*Direction*
In the material below, find every line with "this" and pull it out.

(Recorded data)
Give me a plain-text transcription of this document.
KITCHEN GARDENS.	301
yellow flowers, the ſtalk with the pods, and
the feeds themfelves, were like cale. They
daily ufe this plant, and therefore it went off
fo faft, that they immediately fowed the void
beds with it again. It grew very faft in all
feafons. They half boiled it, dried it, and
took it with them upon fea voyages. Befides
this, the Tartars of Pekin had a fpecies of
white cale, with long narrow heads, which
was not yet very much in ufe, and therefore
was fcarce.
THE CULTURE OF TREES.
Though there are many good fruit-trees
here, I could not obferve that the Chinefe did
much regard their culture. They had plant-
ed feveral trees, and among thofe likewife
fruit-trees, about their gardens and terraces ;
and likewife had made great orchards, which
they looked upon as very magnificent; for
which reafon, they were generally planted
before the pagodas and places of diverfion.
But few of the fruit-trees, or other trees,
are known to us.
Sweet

*Exercise result*
Give me a plain-text transcription of this document.
daily ufe this plant, and therefore it went off
this, the Tartars of Pekin had a fpecies of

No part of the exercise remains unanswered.